Scan the data below for the string "FLANGE". Copy every line where it appears.
====
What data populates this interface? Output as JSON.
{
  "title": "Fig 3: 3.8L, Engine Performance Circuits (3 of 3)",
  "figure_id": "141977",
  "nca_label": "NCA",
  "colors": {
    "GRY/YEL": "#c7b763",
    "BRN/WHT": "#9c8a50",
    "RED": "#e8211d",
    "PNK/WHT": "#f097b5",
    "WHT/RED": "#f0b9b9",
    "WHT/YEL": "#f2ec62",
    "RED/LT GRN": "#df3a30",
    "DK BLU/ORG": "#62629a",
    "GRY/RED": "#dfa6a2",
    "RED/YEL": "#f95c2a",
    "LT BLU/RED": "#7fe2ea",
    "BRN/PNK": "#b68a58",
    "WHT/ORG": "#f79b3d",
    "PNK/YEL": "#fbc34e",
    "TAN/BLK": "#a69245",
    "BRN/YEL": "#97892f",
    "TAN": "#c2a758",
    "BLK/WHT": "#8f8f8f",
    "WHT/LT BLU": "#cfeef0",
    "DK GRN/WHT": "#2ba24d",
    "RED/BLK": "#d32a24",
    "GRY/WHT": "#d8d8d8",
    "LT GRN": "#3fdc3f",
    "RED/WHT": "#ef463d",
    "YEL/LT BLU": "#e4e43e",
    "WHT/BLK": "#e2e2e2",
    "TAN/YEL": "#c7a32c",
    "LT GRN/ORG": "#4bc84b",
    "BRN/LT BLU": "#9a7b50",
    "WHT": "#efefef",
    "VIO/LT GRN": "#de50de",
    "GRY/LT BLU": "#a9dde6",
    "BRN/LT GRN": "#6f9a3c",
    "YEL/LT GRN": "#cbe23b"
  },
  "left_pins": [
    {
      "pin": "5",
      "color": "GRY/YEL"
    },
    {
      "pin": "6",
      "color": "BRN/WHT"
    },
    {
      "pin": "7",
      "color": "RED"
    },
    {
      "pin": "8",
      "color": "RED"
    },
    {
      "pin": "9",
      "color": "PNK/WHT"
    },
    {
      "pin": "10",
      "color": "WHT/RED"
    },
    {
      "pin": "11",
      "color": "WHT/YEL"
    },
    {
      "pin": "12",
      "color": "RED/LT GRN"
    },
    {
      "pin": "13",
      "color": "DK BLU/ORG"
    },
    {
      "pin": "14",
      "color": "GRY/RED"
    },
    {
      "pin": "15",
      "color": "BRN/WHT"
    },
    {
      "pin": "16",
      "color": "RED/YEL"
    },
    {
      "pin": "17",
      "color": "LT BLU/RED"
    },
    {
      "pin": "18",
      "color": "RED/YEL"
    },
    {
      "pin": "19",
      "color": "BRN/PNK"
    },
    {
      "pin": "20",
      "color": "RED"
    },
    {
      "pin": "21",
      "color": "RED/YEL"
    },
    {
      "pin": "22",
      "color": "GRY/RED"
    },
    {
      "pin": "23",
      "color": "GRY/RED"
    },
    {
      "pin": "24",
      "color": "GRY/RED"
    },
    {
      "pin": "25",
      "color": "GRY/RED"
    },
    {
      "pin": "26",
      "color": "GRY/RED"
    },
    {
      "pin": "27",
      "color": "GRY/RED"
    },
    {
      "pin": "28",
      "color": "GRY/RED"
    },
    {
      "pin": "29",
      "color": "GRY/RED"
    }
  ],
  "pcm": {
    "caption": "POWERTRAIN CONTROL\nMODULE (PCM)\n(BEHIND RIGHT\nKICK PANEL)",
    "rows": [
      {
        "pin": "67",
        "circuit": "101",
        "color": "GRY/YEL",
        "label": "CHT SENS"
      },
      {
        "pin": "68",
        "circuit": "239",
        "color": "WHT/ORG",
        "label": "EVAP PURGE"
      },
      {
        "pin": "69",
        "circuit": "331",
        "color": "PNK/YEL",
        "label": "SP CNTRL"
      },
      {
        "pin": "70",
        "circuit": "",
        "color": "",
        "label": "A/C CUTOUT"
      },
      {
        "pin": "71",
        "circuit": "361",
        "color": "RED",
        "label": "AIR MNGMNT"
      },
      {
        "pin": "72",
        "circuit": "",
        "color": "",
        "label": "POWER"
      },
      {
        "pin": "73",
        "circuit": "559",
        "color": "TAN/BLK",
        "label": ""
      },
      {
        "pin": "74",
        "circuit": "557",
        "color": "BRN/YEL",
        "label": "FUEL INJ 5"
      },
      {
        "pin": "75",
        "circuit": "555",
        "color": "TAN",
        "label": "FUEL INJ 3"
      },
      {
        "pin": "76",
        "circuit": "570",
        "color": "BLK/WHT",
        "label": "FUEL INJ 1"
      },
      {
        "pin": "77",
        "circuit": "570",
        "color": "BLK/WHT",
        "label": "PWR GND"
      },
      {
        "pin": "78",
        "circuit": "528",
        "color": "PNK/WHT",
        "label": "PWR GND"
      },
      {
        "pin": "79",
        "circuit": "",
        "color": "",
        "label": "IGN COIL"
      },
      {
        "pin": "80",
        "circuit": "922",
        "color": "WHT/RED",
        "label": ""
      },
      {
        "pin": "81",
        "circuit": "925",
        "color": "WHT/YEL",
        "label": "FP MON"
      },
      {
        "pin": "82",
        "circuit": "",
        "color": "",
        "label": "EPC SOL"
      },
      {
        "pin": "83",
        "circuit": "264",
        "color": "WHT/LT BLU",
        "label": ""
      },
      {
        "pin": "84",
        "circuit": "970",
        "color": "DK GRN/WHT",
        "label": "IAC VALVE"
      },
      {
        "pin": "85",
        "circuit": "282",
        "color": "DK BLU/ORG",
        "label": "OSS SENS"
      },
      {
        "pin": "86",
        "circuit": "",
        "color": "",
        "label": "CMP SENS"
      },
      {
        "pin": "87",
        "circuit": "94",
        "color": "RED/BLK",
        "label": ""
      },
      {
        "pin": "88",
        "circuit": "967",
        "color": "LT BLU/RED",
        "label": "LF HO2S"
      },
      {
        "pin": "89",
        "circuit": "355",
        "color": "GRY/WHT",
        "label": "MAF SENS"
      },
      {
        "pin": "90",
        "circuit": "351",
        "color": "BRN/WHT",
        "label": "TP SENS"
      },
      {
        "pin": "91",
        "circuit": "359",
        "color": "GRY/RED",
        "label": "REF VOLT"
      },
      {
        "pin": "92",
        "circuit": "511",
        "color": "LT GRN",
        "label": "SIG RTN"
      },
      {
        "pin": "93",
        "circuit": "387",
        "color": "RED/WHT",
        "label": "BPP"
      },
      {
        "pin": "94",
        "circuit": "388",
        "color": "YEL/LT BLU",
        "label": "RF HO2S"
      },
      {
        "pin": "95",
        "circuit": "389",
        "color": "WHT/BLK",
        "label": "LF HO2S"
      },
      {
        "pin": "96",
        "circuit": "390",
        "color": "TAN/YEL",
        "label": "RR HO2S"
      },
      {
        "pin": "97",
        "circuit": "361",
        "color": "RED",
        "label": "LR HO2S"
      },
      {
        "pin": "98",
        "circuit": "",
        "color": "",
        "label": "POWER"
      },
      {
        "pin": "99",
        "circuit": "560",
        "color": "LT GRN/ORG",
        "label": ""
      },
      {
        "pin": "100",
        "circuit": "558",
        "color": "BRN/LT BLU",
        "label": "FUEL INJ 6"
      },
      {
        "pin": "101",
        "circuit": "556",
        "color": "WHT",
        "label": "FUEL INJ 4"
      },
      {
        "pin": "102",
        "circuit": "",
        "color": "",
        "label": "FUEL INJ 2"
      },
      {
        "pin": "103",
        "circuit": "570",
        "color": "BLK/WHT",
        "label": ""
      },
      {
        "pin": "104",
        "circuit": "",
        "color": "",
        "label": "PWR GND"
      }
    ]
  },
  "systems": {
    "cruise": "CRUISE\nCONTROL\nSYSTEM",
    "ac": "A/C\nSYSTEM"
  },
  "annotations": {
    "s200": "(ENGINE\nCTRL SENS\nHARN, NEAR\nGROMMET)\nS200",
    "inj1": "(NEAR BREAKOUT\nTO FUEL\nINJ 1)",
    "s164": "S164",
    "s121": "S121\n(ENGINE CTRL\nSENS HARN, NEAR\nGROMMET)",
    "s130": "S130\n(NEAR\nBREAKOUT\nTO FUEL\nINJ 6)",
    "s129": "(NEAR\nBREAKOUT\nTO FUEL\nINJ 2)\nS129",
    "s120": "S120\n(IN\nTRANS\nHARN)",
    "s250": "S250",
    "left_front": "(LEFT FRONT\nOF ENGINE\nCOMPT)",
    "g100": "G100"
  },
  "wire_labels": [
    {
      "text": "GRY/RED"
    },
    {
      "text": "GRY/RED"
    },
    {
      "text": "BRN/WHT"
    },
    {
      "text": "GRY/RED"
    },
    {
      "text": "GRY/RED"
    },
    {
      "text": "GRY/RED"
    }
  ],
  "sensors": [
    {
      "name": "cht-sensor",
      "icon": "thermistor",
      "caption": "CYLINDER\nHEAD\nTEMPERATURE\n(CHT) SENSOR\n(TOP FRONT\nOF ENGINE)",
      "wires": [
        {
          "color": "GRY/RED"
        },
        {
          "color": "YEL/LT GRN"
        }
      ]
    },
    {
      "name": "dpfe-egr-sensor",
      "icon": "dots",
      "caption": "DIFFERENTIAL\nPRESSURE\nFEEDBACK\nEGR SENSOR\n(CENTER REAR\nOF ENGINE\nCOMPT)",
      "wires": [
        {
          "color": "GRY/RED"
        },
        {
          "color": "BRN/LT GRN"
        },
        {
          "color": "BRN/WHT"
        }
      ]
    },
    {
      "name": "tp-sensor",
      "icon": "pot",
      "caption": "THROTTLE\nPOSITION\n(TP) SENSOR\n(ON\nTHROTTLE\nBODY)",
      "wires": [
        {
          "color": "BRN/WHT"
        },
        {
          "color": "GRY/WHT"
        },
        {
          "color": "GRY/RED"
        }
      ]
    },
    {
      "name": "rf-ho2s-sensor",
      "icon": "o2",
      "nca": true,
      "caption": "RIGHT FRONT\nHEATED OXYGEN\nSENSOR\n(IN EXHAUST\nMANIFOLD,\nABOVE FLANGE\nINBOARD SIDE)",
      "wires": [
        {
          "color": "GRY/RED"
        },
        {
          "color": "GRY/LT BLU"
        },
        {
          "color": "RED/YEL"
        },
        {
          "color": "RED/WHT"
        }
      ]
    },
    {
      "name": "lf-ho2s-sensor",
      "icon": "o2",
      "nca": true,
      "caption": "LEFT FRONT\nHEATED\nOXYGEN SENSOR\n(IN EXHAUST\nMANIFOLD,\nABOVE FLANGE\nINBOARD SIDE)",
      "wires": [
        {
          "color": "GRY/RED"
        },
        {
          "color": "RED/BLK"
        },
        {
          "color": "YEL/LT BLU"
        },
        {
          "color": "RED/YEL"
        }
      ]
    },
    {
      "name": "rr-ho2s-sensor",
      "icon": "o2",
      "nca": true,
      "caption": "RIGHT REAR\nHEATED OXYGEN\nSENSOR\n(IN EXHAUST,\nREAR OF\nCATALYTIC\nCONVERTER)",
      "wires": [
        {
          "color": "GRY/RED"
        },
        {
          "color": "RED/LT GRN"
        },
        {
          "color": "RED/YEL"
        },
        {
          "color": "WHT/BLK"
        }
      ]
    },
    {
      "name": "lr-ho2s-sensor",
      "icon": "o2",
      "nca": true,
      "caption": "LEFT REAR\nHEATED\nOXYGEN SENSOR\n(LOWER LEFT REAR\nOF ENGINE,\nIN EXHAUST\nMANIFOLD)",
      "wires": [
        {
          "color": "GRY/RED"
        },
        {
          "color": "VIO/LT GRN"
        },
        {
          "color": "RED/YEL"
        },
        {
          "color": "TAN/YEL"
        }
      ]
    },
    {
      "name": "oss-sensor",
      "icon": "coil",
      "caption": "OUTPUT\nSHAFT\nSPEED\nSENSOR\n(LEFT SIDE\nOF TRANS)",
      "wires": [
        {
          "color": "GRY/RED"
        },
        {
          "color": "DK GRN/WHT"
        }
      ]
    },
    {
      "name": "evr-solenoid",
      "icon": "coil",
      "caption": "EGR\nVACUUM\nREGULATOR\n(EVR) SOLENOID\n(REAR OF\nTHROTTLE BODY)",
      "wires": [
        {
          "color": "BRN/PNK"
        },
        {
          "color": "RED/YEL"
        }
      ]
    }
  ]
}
====
## Exercise response
      "caption": "RIGHT FRONT\nHEATED OXYGEN\nSENSOR\n(IN EXHAUST\nMANIFOLD,\nABOVE FLANGE\nINBOARD SIDE)",
      "caption": "LEFT FRONT\nHEATED\nOXYGEN SENSOR\n(IN EXHAUST\nMANIFOLD,\nABOVE FLANGE\nINBOARD SIDE)",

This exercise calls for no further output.